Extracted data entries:
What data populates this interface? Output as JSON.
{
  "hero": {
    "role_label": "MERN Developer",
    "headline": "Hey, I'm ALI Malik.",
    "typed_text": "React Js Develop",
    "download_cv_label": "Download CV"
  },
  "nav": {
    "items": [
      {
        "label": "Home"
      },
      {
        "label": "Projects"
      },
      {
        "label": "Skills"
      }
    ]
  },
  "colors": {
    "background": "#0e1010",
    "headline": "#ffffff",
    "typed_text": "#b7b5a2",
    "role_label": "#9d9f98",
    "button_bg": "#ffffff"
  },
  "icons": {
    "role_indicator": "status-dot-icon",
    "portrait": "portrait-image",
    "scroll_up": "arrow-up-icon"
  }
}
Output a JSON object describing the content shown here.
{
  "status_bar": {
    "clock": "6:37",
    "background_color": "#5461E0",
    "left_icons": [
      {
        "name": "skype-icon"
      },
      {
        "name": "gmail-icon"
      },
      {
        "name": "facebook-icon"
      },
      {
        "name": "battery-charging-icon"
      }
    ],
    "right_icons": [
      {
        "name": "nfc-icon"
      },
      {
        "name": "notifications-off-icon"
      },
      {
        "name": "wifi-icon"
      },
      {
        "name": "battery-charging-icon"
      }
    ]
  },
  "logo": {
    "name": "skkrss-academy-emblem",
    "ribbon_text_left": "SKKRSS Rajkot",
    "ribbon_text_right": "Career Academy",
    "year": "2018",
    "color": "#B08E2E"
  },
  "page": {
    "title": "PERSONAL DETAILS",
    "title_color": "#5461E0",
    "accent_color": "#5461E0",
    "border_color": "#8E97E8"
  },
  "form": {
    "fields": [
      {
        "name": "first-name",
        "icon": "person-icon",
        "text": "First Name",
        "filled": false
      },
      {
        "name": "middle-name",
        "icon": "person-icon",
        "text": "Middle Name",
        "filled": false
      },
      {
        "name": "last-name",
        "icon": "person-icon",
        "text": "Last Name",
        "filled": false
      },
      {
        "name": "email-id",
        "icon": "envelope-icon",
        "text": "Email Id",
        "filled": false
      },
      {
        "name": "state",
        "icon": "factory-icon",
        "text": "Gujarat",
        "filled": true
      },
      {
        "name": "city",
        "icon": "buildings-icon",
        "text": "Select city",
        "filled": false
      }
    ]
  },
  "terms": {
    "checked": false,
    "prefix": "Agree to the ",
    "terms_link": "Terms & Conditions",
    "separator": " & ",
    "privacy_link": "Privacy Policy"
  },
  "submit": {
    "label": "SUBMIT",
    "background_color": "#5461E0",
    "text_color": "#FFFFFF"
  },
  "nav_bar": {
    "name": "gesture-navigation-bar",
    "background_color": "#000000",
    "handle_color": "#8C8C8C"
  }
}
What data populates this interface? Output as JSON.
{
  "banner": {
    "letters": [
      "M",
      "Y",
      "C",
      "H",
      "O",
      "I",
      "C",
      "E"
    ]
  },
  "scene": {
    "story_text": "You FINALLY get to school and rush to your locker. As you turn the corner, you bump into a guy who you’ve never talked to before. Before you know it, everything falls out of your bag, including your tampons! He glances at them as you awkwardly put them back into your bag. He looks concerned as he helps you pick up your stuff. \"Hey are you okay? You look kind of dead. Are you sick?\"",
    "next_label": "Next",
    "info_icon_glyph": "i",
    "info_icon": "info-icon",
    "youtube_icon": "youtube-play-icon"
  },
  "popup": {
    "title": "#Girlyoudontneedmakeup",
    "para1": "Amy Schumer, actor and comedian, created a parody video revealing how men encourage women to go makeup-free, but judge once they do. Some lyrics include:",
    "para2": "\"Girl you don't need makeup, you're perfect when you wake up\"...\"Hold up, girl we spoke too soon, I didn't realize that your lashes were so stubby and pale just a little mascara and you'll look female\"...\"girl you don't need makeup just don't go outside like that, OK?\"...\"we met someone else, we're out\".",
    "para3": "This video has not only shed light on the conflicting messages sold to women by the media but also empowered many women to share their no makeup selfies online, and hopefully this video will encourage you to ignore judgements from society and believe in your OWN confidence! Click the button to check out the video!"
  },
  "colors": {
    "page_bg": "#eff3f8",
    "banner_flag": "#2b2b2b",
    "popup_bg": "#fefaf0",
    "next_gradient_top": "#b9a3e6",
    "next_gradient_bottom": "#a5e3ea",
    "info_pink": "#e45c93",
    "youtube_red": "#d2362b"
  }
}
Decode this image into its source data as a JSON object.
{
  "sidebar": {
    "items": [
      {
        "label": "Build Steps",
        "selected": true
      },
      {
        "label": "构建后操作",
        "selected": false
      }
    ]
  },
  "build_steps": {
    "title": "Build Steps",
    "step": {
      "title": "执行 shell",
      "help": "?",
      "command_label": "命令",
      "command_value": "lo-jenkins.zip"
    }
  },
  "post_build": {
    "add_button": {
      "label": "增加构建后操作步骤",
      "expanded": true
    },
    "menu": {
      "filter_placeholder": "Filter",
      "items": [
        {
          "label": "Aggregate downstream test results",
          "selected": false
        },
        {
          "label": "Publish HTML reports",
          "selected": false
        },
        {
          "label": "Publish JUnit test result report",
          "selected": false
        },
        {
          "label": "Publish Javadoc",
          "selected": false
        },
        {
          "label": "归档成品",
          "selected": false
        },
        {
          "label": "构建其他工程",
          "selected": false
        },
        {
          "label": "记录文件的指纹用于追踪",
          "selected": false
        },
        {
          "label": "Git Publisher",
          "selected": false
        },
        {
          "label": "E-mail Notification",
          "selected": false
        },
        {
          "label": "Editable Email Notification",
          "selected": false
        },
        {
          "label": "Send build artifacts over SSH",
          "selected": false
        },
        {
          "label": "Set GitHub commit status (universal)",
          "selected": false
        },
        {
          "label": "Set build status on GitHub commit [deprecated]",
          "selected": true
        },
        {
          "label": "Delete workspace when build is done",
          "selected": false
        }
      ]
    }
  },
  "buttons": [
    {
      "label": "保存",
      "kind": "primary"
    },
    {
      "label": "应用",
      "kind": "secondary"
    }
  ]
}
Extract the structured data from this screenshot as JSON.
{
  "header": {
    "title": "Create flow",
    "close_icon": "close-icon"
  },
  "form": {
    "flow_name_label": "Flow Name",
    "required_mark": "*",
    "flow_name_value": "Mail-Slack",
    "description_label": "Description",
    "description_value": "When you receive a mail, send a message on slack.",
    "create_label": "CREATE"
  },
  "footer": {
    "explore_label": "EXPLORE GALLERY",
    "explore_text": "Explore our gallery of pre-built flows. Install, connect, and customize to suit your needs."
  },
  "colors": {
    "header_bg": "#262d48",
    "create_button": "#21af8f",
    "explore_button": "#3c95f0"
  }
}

Directions: Extract each line of the listing above, copying it word for word.

Answer to the exercise:
What data populates this interface? Output as JSON.
{
  "hero": {
    "role_label": "MERN Developer",
    "headline": "Hey, I'm ALI Malik.",
    "typed_text": "React Js Develop",
    "download_cv_label": "Download CV"
  },
  "nav": {
    "items": [
      {
        "label": "Home"
      },
      {
        "label": "Projects"
      },
      {
        "label": "Skills"
      }
    ]
  },
  "colors": {
    "background": "#0e1010",
    "headline": "#ffffff",
    "typed_text": "#b7b5a2",
    "role_label": "#9d9f98",
    "button_bg": "#ffffff"
  },
  "icons": {
    "role_indicator": "status-dot-icon",
    "portrait": "portrait-image",
    "scroll_up": "arrow-up-icon"
  }
}
Output a JSON object describing the content shown here.
{
  "status_bar": {
    "clock": "6:37",
    "background_color": "#5461E0",
    "left_icons": [
      {
        "name": "skype-icon"
      },
      {
        "name": "gmail-icon"
      },
      {
        "name": "facebook-icon"
      },
      {
        "name": "battery-charging-icon"
      }
    ],
    "right_icons": [
      {
        "name": "nfc-icon"
      },
      {
        "name": "notifications-off-icon"
      },
      {
        "name": "wifi-icon"
      },
      {
        "name": "battery-charging-icon"
      }
    ]
  },
  "logo": {
    "name": "skkrss-academy-emblem",
    "ribbon_text_left": "SKKRSS Rajkot",
    "ribbon_text_right": "Career Academy",
    "year": "2018",
    "color": "#B08E2E"
  },
  "page": {
    "title": "PERSONAL DETAILS",
    "title_color": "#5461E0",
    "accent_color": "#5461E0",
    "border_color": "#8E97E8"
  },
  "form": {
    "fields": [
      {
        "name": "first-name",
        "icon": "person-icon",
        "text": "First Name",
        "filled": false
      },
      {
        "name": "middle-name",
        "icon": "person-icon",
        "text": "Middle Name",
        "filled": false
      },
      {
        "name": "last-name",
        "icon": "person-icon",
        "text": "Last Name",
        "filled": false
      },
      {
        "name": "email-id",
        "icon": "envelope-icon",
        "text": "Email Id",
        "filled": false
      },
      {
        "name": "state",
        "icon": "factory-icon",
        "text": "Gujarat",
        "filled": true
      },
      {
        "name": "city",
        "icon": "buildings-icon",
        "text": "Select city",
        "filled": false
      }
    ]
  },
  "terms": {
    "checked": false,
    "prefix": "Agree to the ",
    "terms_link": "Terms & Conditions",
    "separator": " & ",
    "privacy_link": "Privacy Policy"
  },
  "submit": {
    "label": "SUBMIT",
    "background_color": "#5461E0",
    "text_color": "#FFFFFF"
  },
  "nav_bar": {
    "name": "gesture-navigation-bar",
    "background_color": "#000000",
    "handle_color": "#8C8C8C"
  }
}
What data populates this interface? Output as JSON.
{
  "banner": {
    "letters": [
      "M",
      "Y",
      "C",
      "H",
      "O",
      "I",
      "C",
      "E"
    ]
  },
  "scene": {
    "story_text": "You FINALLY get to school and rush to your locker. As you turn the corner, you bump into a guy who you’ve never talked to before. Before you know it, everything falls out of your bag, including your tampons! He glances at them as you awkwardly put them back into your bag. He looks concerned as he helps you pick up your stuff. \"Hey are you okay? You look kind of dead. Are you sick?\"",
    "next_label": "Next",
    "info_icon_glyph": "i",
    "info_icon": "info-icon",
    "youtube_icon": "youtube-play-icon"
  },
  "popup": {
    "title": "#Girlyoudontneedmakeup",
    "para1": "Amy Schumer, actor and comedian, created a parody video revealing how men encourage women to go makeup-free, but judge once they do. Some lyrics include:",
    "para2": "\"Girl you don't need makeup, you're perfect when you wake up\"...\"Hold up, girl we spoke too soon, I didn't realize that your lashes were so stubby and pale just a little mascara and you'll look female\"...\"girl you don't need makeup just don't go outside like that, OK?\"...\"we met someone else, we're out\".",
    "para3": "This video has not only shed light on the conflicting messages sold to women by the media but also empowered many women to share their no makeup selfies online, and hopefully this video will encourage you to ignore judgements from society and believe in your OWN confidence! Click the button to check out the video!"
  },
  "colors": {
    "page_bg": "#eff3f8",
    "banner_flag": "#2b2b2b",
    "popup_bg": "#fefaf0",
    "next_gradient_top": "#b9a3e6",
    "next_gradient_bottom": "#a5e3ea",
    "info_pink": "#e45c93",
    "youtube_red": "#d2362b"
  }
}
Decode this image into its source data as a JSON object.
{
  "sidebar": {
    "items": [
      {
        "label": "Build Steps",
        "selected": true
      },
      {
        "label": "构建后操作",
        "selected": false
      }
    ]
  },
  "build_steps": {
    "title": "Build Steps",
    "step": {
      "title": "执行 shell",
      "help": "?",
      "command_label": "命令",
      "command_value": "lo-jenkins.zip"
    }
  },
  "post_build": {
    "add_button": {
      "label": "增加构建后操作步骤",
      "expanded": true
    },
    "menu": {
      "filter_placeholder": "Filter",
      "items": [
        {
          "label": "Aggregate downstream test results",
          "selected": false
        },
        {
          "label": "Publish HTML reports",
          "selected": false
        },
        {
          "label": "Publish JUnit test result report",
          "selected": false
        },
        {
          "label": "Publish Javadoc",
          "selected": false
        },
        {
          "label": "归档成品",
          "selected": false
        },
        {
          "label": "构建其他工程",
          "selected": false
        },
        {
          "label": "记录文件的指纹用于追踪",
          "selected": false
        },
        {
          "label": "Git Publisher",
          "selected": false
        },
        {
          "label": "E-mail Notification",
          "selected": false
        },
        {
          "label": "Editable Email Notification",
          "selected": false
        },
        {
          "label": "Send build artifacts over SSH",
          "selected": false
        },
        {
          "label": "Set GitHub commit status (universal)",
          "selected": false
        },
        {
          "label": "Set build status on GitHub commit [deprecated]",
          "selected": true
        },
        {
          "label": "Delete workspace when build is done",
          "selected": false
        }
      ]
    }
  },
  "buttons": [
    {
      "label": "保存",
      "kind": "primary"
    },
    {
      "label": "应用",
      "kind": "secondary"
    }
  ]
}
Extract the structured data from this screenshot as JSON.
{
  "header": {
    "title": "Create flow",
    "close_icon": "close-icon"
  },
  "form": {
    "flow_name_label": "Flow Name",
    "required_mark": "*",
    "flow_name_value": "Mail-Slack",
    "description_label": "Description",
    "description_value": "When you receive a mail, send a message on slack.",
    "create_label": "CREATE"
  },
  "footer": {
    "explore_label": "EXPLORE GALLERY",
    "explore_text": "Explore our gallery of pre-built flows. Install, connect, and customize to suit your needs."
  },
  "colors": {
    "header_bg": "#262d48",
    "create_button": "#21af8f",
    "explore_button": "#3c95f0"
  }
}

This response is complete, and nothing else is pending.